Written task:
State how many lines hold the string "حصوله". Give the number and nothing else.

Raw records:
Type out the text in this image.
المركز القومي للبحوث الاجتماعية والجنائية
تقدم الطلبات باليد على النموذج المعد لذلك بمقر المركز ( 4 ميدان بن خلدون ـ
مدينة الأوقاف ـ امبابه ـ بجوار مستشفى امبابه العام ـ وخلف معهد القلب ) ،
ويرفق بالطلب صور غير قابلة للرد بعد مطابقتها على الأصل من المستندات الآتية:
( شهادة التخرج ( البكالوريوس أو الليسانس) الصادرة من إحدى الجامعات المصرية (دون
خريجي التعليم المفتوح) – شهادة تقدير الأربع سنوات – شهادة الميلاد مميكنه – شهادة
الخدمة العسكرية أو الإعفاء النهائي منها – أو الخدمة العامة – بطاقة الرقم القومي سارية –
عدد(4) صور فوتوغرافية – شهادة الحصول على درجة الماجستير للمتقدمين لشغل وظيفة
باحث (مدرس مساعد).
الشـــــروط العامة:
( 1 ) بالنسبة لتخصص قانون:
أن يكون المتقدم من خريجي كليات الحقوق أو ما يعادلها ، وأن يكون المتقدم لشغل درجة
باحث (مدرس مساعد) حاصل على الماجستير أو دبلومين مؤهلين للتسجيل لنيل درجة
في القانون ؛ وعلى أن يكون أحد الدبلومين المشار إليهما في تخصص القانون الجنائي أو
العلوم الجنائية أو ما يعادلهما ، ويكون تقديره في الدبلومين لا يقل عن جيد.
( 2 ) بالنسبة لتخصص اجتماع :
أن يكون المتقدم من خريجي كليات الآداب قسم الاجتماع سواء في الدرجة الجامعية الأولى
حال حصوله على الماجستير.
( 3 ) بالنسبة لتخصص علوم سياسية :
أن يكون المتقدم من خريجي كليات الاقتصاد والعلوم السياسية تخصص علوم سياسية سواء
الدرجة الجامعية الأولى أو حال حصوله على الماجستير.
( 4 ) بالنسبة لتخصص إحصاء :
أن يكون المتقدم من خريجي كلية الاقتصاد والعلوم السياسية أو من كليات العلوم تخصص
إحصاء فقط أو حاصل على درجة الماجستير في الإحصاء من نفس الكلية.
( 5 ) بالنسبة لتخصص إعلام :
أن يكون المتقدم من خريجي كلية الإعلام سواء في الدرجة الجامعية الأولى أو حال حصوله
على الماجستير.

Written answer:
3